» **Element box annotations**
######

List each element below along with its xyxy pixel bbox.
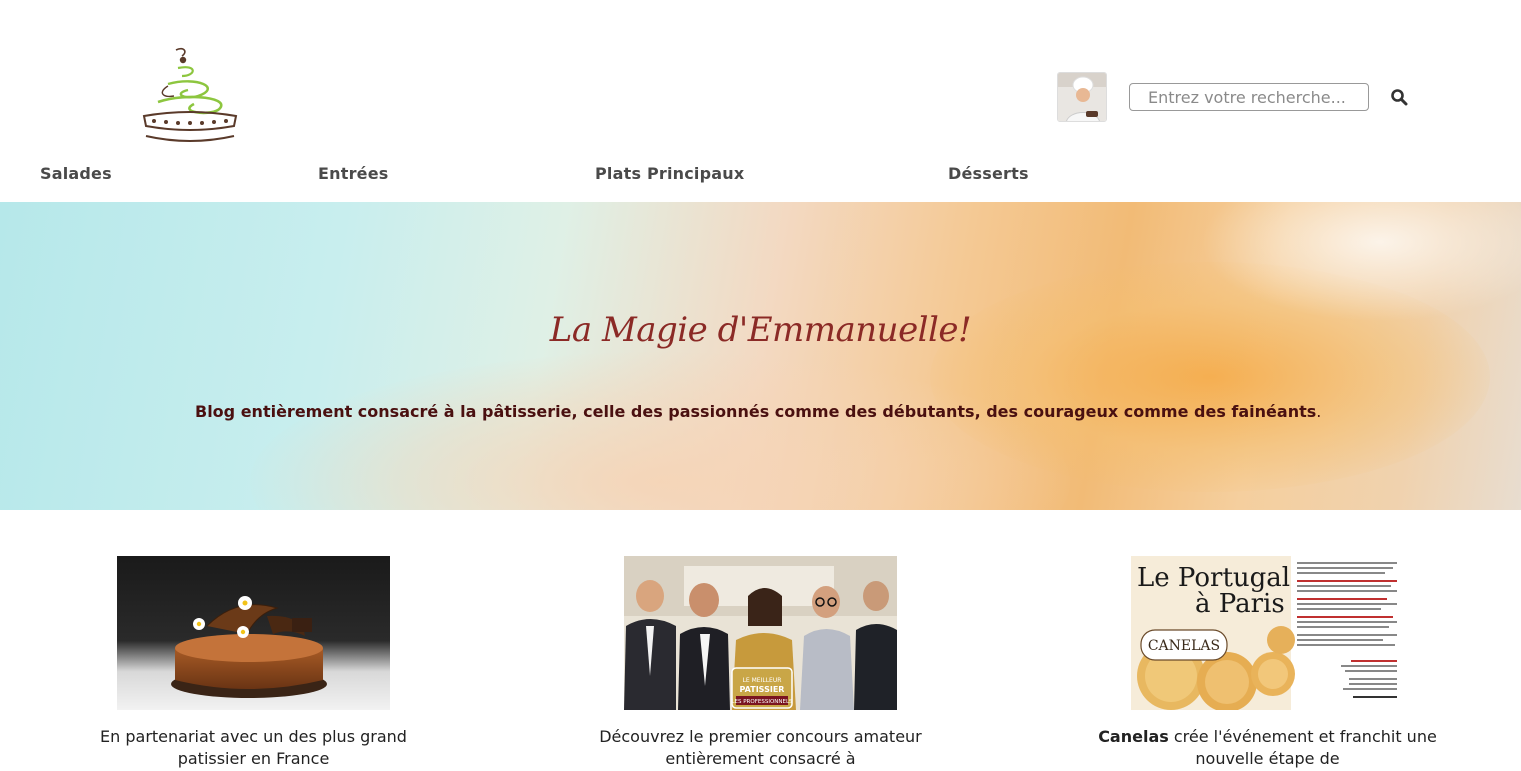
- hero-banner: La Magie d'Emmanuelle! Blog entièrement …: [0, 202, 1521, 510]
- nav-item-entrees[interactable]: Entrées: [318, 164, 389, 183]
- nav-item-plats-principaux[interactable]: Plats Principaux: [595, 164, 744, 183]
- nav-item-desserts[interactable]: Désserts: [948, 164, 1029, 183]
- search-icon: [1391, 89, 1408, 106]
- badge-text: LE MEILLEUR: [743, 677, 782, 684]
- cake-stand-logo-icon: [142, 47, 238, 142]
- nav-item-salades[interactable]: Salades: [40, 164, 112, 183]
- article-card[interactable]: En partenariat avec un des plus grand pa…: [100, 556, 407, 768]
- article-card[interactable]: LE MEILLEUR PATISSIER LES PROFESSIONNELS…: [599, 556, 922, 768]
- search-input[interactable]: [1129, 83, 1369, 111]
- article-card-text-rest: crée l'événement et franchit une nouvell…: [1168, 727, 1437, 768]
- chocolate-cake-photo[interactable]: [117, 556, 390, 710]
- article-card-text: Canelas crée l'événement et franchit une…: [1091, 726, 1444, 770]
- hero-subtitle-period: .: [1316, 402, 1322, 421]
- search-button[interactable]: [1386, 84, 1412, 110]
- chef-avatar-icon: [1058, 73, 1106, 121]
- ad-title: à Paris: [1195, 589, 1285, 619]
- chocolate-cake-image-icon: [117, 556, 390, 710]
- badge-text: LES PROFESSIONNELS: [731, 699, 793, 705]
- hero-subtitle: Blog entièrement consacré à la pâtisseri…: [195, 402, 1321, 421]
- portugal-paris-canelas-ad[interactable]: Le Portugal à Paris CANELAS: [1131, 556, 1404, 710]
- meilleur-patissier-jury-photo[interactable]: LE MEILLEUR PATISSIER LES PROFESSIONNELS: [624, 556, 897, 710]
- meilleur-patissier-image-icon: LE MEILLEUR PATISSIER LES PROFESSIONNELS: [624, 556, 897, 710]
- badge-text: PATISSIER: [740, 685, 785, 694]
- hero-subtitle-text: Blog entièrement consacré à la pâtisseri…: [195, 402, 1317, 421]
- article-card-text: Découvrez le premier concours amateur en…: [599, 727, 922, 768]
- article-card-brand: Canelas: [1098, 727, 1169, 746]
- site-logo[interactable]: [138, 46, 242, 148]
- chef-avatar[interactable]: [1057, 72, 1107, 122]
- hero-title: La Magie d'Emmanuelle!: [549, 310, 972, 350]
- ad-brand: CANELAS: [1148, 638, 1220, 654]
- article-card[interactable]: Le Portugal à Paris CANELAS Canelas crée…: [1098, 556, 1437, 768]
- canelas-ad-image-icon: Le Portugal à Paris CANELAS: [1131, 556, 1404, 710]
- article-card-text: En partenariat avec un des plus grand pa…: [100, 727, 407, 768]
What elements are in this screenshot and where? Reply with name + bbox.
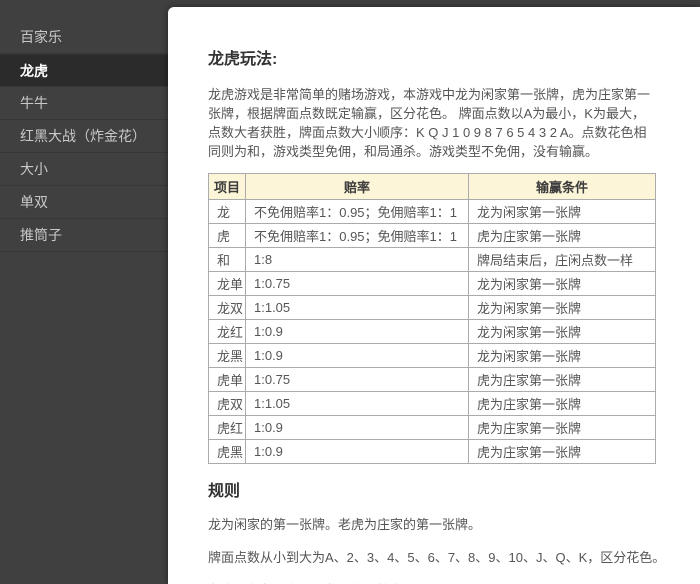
table-row: 龙红1:0.9龙为闲家第一张牌 [209,320,656,344]
app-root: 百家乐龙虎牛牛红黑大战（炸金花）大小单双推筒子 龙虎玩法: 龙虎游戏是非常简单的… [0,0,700,584]
condition-cell: 虎为庄家第一张牌 [469,224,656,248]
condition-cell: 牌局结束后，庄闲点数一样 [469,248,656,272]
odds-cell: 1:0.9 [246,416,469,440]
table-row: 虎不免佣赔率1：0.95；免佣赔率1：1虎为庄家第一张牌 [209,224,656,248]
condition-cell: 龙为闲家第一张牌 [469,320,656,344]
item-cell: 龙红 [209,320,246,344]
table-header-row: 项目 赔率 输赢条件 [209,174,656,200]
item-cell: 虎双 [209,392,246,416]
col-header-win-condition: 输赢条件 [469,174,656,200]
sidebar-item-longhu[interactable]: 龙虎 [0,54,168,87]
odds-table-body: 龙不免佣赔率1：0.95；免佣赔率1：1龙为闲家第一张牌虎不免佣赔率1：0.95… [209,200,656,464]
odds-table-header: 项目 赔率 输赢条件 [209,174,656,200]
condition-cell: 龙为闲家第一张牌 [469,296,656,320]
intro-paragraph: 龙虎游戏是非常简单的赌场游戏，本游戏中龙为闲家第一张牌，虎为庄家第一张牌，根据牌… [208,85,655,161]
table-row: 虎黑1:0.9虎为庄家第一张牌 [209,440,656,464]
condition-cell: 龙为闲家第一张牌 [469,344,656,368]
condition-cell: 龙为闲家第一张牌 [469,272,656,296]
content-body: 龙虎玩法: 龙虎游戏是非常简单的赌场游戏，本游戏中龙为闲家第一张牌，虎为庄家第一… [168,7,700,584]
game-nav-sidebar: 百家乐龙虎牛牛红黑大战（炸金花）大小单双推筒子 [0,0,168,584]
odds-table: 项目 赔率 输赢条件 龙不免佣赔率1：0.95；免佣赔率1：1龙为闲家第一张牌虎… [208,173,656,464]
sidebar-item-danshuang[interactable]: 单双 [0,186,168,219]
odds-cell: 1:0.75 [246,368,469,392]
condition-cell: 虎为庄家第一张牌 [469,440,656,464]
rule-paragraph: 牌面点数从小到大为A、2、3、4、5、6、7、8、9、10、J、Q、K，区分花色… [208,548,660,567]
table-row: 和1:8牌局结束后，庄闲点数一样 [209,248,656,272]
odds-cell: 不免佣赔率1：0.95；免佣赔率1：1 [246,224,469,248]
odds-cell: 1:0.9 [246,344,469,368]
item-cell: 虎红 [209,416,246,440]
table-row: 龙双1:1.05龙为闲家第一张牌 [209,296,656,320]
item-cell: 虎 [209,224,246,248]
odds-cell: 1:0.9 [246,440,469,464]
item-cell: 龙双 [209,296,246,320]
item-cell: 龙单 [209,272,246,296]
table-row: 龙黑1:0.9龙为闲家第一张牌 [209,344,656,368]
condition-cell: 虎为庄家第一张牌 [469,368,656,392]
odds-cell: 1:1.05 [246,296,469,320]
item-cell: 龙 [209,200,246,224]
item-cell: 和 [209,248,246,272]
rules-list: 龙为闲家的第一张牌。老虎为庄家的第一张牌。牌面点数从小到大为A、2、3、4、5、… [208,515,660,584]
content-panel: 龙虎玩法: 龙虎游戏是非常简单的赌场游戏，本游戏中龙为闲家第一张牌，虎为庄家第一… [168,7,700,584]
rules-title: 规则 [208,482,660,501]
rule-paragraph: 龙为闲家的第一张牌。老虎为庄家的第一张牌。 [208,515,660,534]
table-row: 虎单1:0.75虎为庄家第一张牌 [209,368,656,392]
page-title: 龙虎玩法: [208,50,660,69]
odds-cell: 1:0.75 [246,272,469,296]
col-header-item: 项目 [209,174,246,200]
condition-cell: 虎为庄家第一张牌 [469,392,656,416]
table-row: 龙单1:0.75龙为闲家第一张牌 [209,272,656,296]
item-cell: 龙黑 [209,344,246,368]
table-row: 虎双1:1.05虎为庄家第一张牌 [209,392,656,416]
sidebar-item-tuitongzi[interactable]: 推筒子 [0,219,168,252]
item-cell: 虎黑 [209,440,246,464]
table-row: 龙不免佣赔率1：0.95；免佣赔率1：1龙为闲家第一张牌 [209,200,656,224]
condition-cell: 龙为闲家第一张牌 [469,200,656,224]
col-header-odds: 赔率 [246,174,469,200]
sidebar-item-daxiao[interactable]: 大小 [0,153,168,186]
odds-cell: 1:8 [246,248,469,272]
odds-cell: 1:1.05 [246,392,469,416]
condition-cell: 虎为庄家第一张牌 [469,416,656,440]
table-row: 虎红1:0.9虎为庄家第一张牌 [209,416,656,440]
sidebar-item-hongheidazhan[interactable]: 红黑大战（炸金花） [0,120,168,153]
item-cell: 虎单 [209,368,246,392]
odds-cell: 不免佣赔率1：0.95；免佣赔率1：1 [246,200,469,224]
sidebar-item-niuniu[interactable]: 牛牛 [0,87,168,120]
sidebar-item-baijiale[interactable]: 百家乐 [0,21,168,54]
odds-cell: 1:0.9 [246,320,469,344]
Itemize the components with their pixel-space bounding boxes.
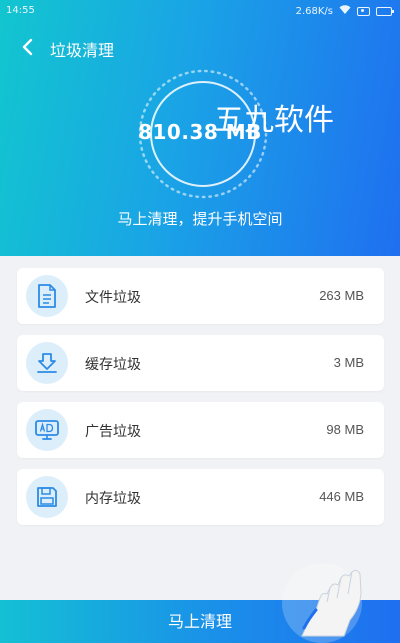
total-junk-size: 810.38 MB <box>138 120 262 144</box>
wifi-icon <box>339 5 351 17</box>
list-item-file-junk[interactable]: 文件垃圾 263 MB <box>17 268 384 324</box>
memory-card-icon <box>26 476 68 518</box>
ad-icon <box>26 409 68 451</box>
pointing-hand-icon <box>282 563 362 643</box>
status-time: 14:55 <box>6 5 35 16</box>
file-icon <box>26 275 68 317</box>
list-item-label: 缓存垃圾 <box>85 357 141 373</box>
status-bar: 14:55 2.68K/s <box>0 0 400 22</box>
chevron-left-icon[interactable] <box>18 37 38 57</box>
list-item-label: 文件垃圾 <box>85 290 141 306</box>
page-title: 垃圾清理 <box>50 41 115 60</box>
list-item-label: 内存垃圾 <box>85 491 141 507</box>
download-cache-icon <box>26 342 68 384</box>
list-item-cache-junk[interactable]: 缓存垃圾 3 MB <box>17 335 384 391</box>
title-bar: 垃圾清理 <box>0 32 400 62</box>
watermark-text: 五九软件 <box>214 103 334 138</box>
header-subtitle: 马上清理，提升手机空间 <box>117 210 283 228</box>
list-item-size: 3 MB <box>333 355 364 370</box>
list-item-label: 广告垃圾 <box>85 424 141 440</box>
battery-icon <box>376 6 394 16</box>
list-item-size: 263 MB <box>319 288 364 303</box>
header-banner: 14:55 2.68K/s 垃圾清理 810.38 MB 五九软件 马上清理，提… <box>0 0 400 256</box>
list-item-ad-junk[interactable]: 广告垃圾 98 MB <box>17 402 384 458</box>
list-item-memory-junk[interactable]: 内存垃圾 446 MB <box>17 469 384 525</box>
network-speed: 2.68K/s <box>295 5 333 17</box>
list-item-size: 98 MB <box>326 422 364 437</box>
junk-list: 文件垃圾 263 MB 缓存垃圾 3 MB 广告垃圾 98 MB 内存垃圾 44… <box>17 268 384 536</box>
camera-icon <box>357 6 370 16</box>
list-item-size: 446 MB <box>319 489 364 504</box>
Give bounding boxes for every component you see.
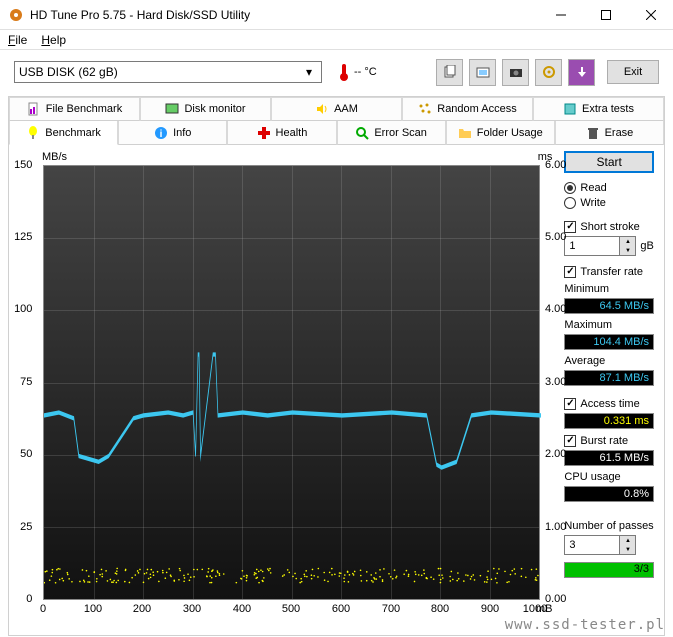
settings-button[interactable] (535, 59, 562, 86)
access-time-value: 0.331 ms (564, 413, 654, 429)
tab-file-benchmark[interactable]: File Benchmark (9, 97, 140, 121)
menu-file[interactable]: File (8, 33, 27, 47)
maximize-button[interactable] (583, 0, 628, 29)
tab-row-1: File Benchmark Disk monitor AAM Random A… (9, 97, 664, 121)
side-panel: Start Read Write Short stroke ▲▼ gB Tran… (556, 151, 660, 631)
average-label: Average (564, 355, 654, 367)
maximum-label: Maximum (564, 319, 654, 331)
app-icon (8, 7, 24, 23)
svg-text:i: i (160, 129, 163, 140)
chart-area: MB/s ms 1501251007550250 6.005.004.003.0… (17, 151, 556, 631)
tabs-container: File Benchmark Disk monitor AAM Random A… (8, 96, 665, 636)
tab-benchmark[interactable]: Benchmark (9, 121, 118, 145)
read-radio-row[interactable]: Read (564, 182, 654, 194)
passes-label: Number of passes (564, 520, 654, 532)
y-left-unit: MB/s (42, 151, 67, 163)
write-radio[interactable] (564, 197, 576, 209)
burst-rate-value: 61.5 MB/s (564, 450, 654, 466)
close-button[interactable] (628, 0, 673, 29)
tab-erase[interactable]: Erase (555, 121, 664, 145)
window-controls (538, 0, 673, 29)
tab-aam[interactable]: AAM (271, 97, 402, 121)
tab-error-scan[interactable]: Error Scan (337, 121, 446, 145)
menu-help[interactable]: Help (41, 33, 66, 47)
minimum-value: 64.5 MB/s (564, 298, 654, 314)
transfer-rate-checkbox[interactable] (564, 266, 576, 278)
spin-down-2[interactable]: ▼ (620, 545, 635, 554)
benchmark-content: MB/s ms 1501251007550250 6.005.004.003.0… (9, 145, 664, 635)
access-time-checkbox[interactable] (564, 398, 576, 410)
tab-folder-usage[interactable]: Folder Usage (446, 121, 555, 145)
tab-row-2: Benchmark iInfo Health Error Scan Folder… (9, 121, 664, 145)
passes-input[interactable]: ▲▼ (564, 535, 654, 555)
drive-select-value: USB DISK (62 gB) (19, 65, 118, 79)
thermometer-icon (338, 62, 350, 82)
spin-up-2[interactable]: ▲ (620, 536, 635, 545)
minimum-label: Minimum (564, 283, 654, 295)
copy-info-button[interactable] (436, 59, 463, 86)
short-stroke-row[interactable]: Short stroke (564, 221, 654, 233)
spin-up[interactable]: ▲ (620, 237, 635, 246)
screenshot-button[interactable] (502, 59, 529, 86)
cpu-value: 0.8% (564, 486, 654, 502)
progress-bar: 3/3 (564, 562, 654, 578)
x-unit: mB (536, 603, 553, 615)
drive-select[interactable]: USB DISK (62 gB) ▾ (14, 61, 322, 83)
short-stroke-input[interactable]: ▲▼ (564, 236, 636, 256)
tab-disk-monitor[interactable]: Disk monitor (140, 97, 271, 121)
tab-info[interactable]: iInfo (118, 121, 227, 145)
read-radio[interactable] (564, 182, 576, 194)
transfer-rate-row[interactable]: Transfer rate (564, 266, 654, 278)
access-time-row[interactable]: Access time (564, 398, 654, 410)
chevron-down-icon: ▾ (301, 65, 317, 79)
watermark: www.ssd-tester.pl (505, 617, 665, 633)
toolbar: USB DISK (62 gB) ▾ -- °C Exit (0, 50, 673, 94)
tab-health[interactable]: Health (227, 121, 336, 145)
temperature-value: -- °C (354, 66, 377, 78)
cpu-label: CPU usage (564, 471, 654, 483)
burst-rate-checkbox[interactable] (564, 435, 576, 447)
progress-text: 3/3 (634, 563, 649, 575)
write-radio-row[interactable]: Write (564, 197, 654, 209)
menubar: File Help (0, 30, 673, 50)
average-value: 87.1 MB/s (564, 370, 654, 386)
start-button[interactable]: Start (564, 151, 654, 173)
save-button[interactable] (568, 59, 595, 86)
minimize-button[interactable] (538, 0, 583, 29)
copy-screenshot-button[interactable] (469, 59, 496, 86)
burst-rate-row[interactable]: Burst rate (564, 435, 654, 447)
exit-button[interactable]: Exit (607, 60, 659, 84)
maximum-value: 104.4 MB/s (564, 334, 654, 350)
access-time-dots (44, 166, 541, 601)
window-title: HD Tune Pro 5.75 - Hard Disk/SSD Utility (30, 8, 538, 22)
tab-extra-tests[interactable]: Extra tests (533, 97, 664, 121)
temperature-display: -- °C (338, 62, 377, 82)
tab-random-access[interactable]: Random Access (402, 97, 533, 121)
chart-canvas (43, 165, 540, 600)
spin-down[interactable]: ▼ (620, 246, 635, 255)
titlebar: HD Tune Pro 5.75 - Hard Disk/SSD Utility (0, 0, 673, 30)
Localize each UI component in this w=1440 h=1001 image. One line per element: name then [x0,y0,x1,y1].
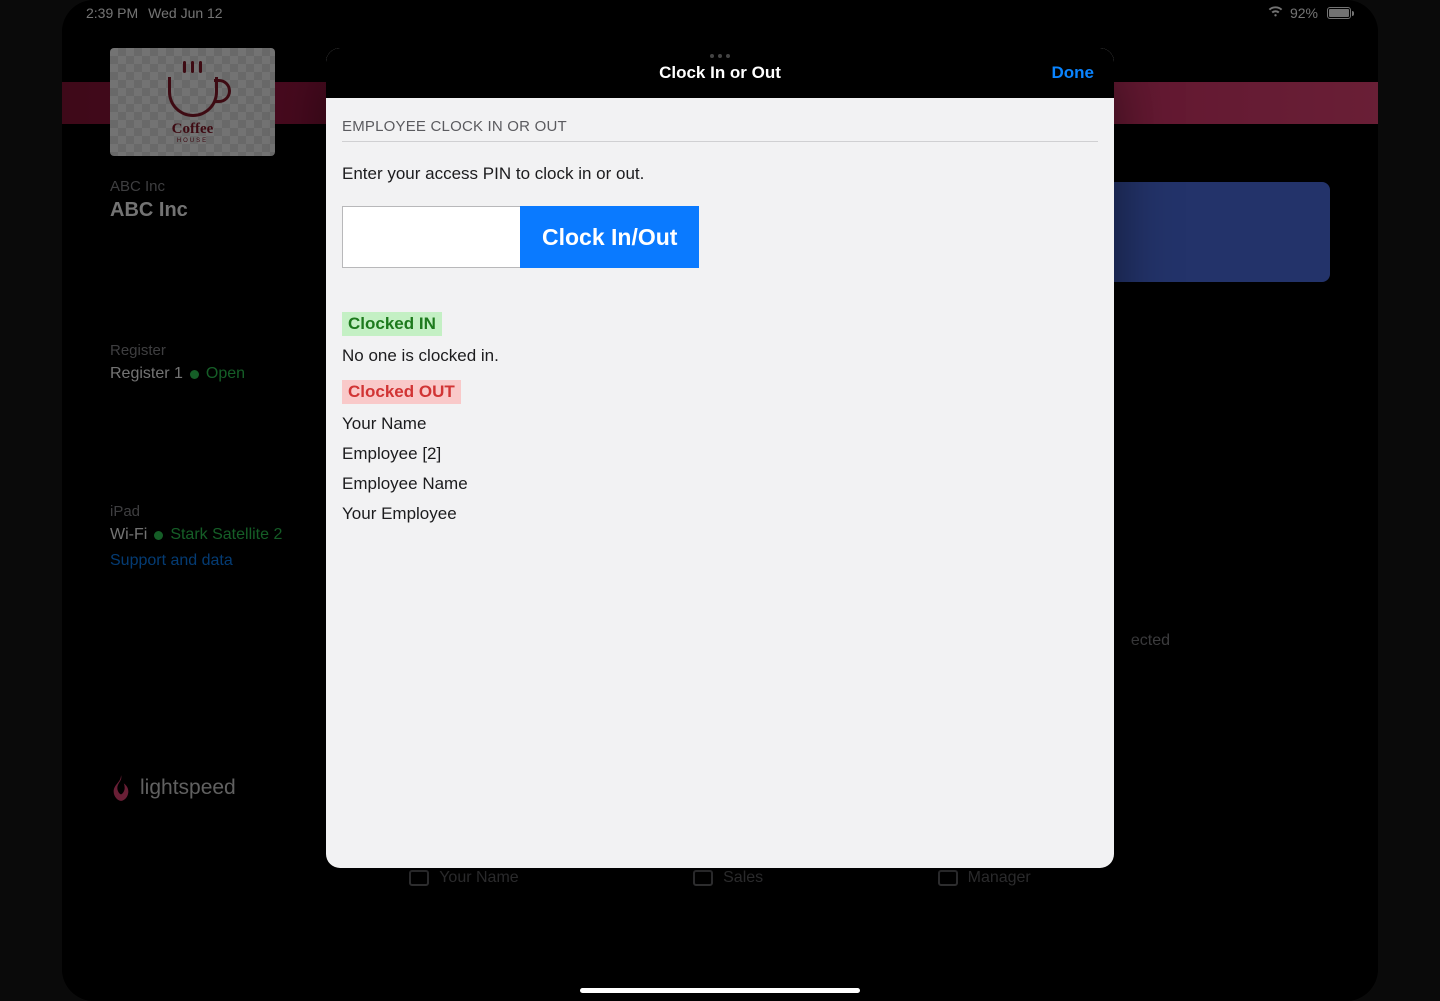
clocked-out-employee: Your Name [342,414,1098,434]
modal-title: Clock In or Out [659,63,781,83]
pin-input[interactable] [342,206,520,268]
clock-in-out-modal: Clock In or Out Done EMPLOYEE CLOCK IN O… [326,48,1114,868]
instruction-text: Enter your access PIN to clock in or out… [342,164,1098,184]
home-indicator[interactable] [580,988,860,993]
clocked-out-tag: Clocked OUT [342,380,461,404]
done-button[interactable]: Done [1052,63,1095,83]
modal-header: Clock In or Out Done [326,48,1114,98]
drag-handle-icon[interactable] [710,54,730,58]
clocked-in-tag: Clocked IN [342,312,442,336]
clocked-out-employee: Your Employee [342,504,1098,524]
section-header: EMPLOYEE CLOCK IN OR OUT [342,118,1098,142]
clock-in-out-button[interactable]: Clock In/Out [520,206,699,268]
clocked-in-empty-text: No one is clocked in. [342,346,1098,366]
clocked-out-employee: Employee [2] [342,444,1098,464]
clocked-out-employee: Employee Name [342,474,1098,494]
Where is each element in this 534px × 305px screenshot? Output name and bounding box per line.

######

» **INSTRUCTIONS TO FOLLOW**
Reproduce, word for word, the stretch of rows from the line containing "settings-button[interactable] (535, 59, 562, 86)" through the line containing "burst-rate-value: 61.5 MB/s", including both of those lines.

» **IN RESPONSE**
settings-button[interactable] (535, 59, 562, 86)
access-time-value: 0.331 ms (564, 413, 654, 429)
tab-file-benchmark[interactable]: File Benchmark (9, 97, 140, 121)
menu-file[interactable]: File (8, 33, 27, 47)
maximize-button[interactable] (583, 0, 628, 29)
tab-row-1: File Benchmark Disk monitor AAM Random A… (9, 97, 664, 121)
side-panel: Start Read Write Short stroke ▲▼ gB Tran… (556, 151, 660, 631)
average-label: Average (564, 355, 654, 367)
maximum-label: Maximum (564, 319, 654, 331)
app-icon (8, 7, 24, 23)
svg-text:i: i (160, 129, 163, 140)
chart-area: MB/s ms 1501251007550250 6.005.004.003.0… (17, 151, 556, 631)
tabs-container: File Benchmark Disk monitor AAM Random A… (8, 96, 665, 636)
tab-benchmark[interactable]: Benchmark (9, 121, 118, 145)
read-radio-row[interactable]: Read (564, 182, 654, 194)
passes-label: Number of passes (564, 520, 654, 532)
y-left-unit: MB/s (42, 151, 67, 163)
write-radio[interactable] (564, 197, 576, 209)
burst-rate-value: 61.5 MB/s (564, 450, 654, 466)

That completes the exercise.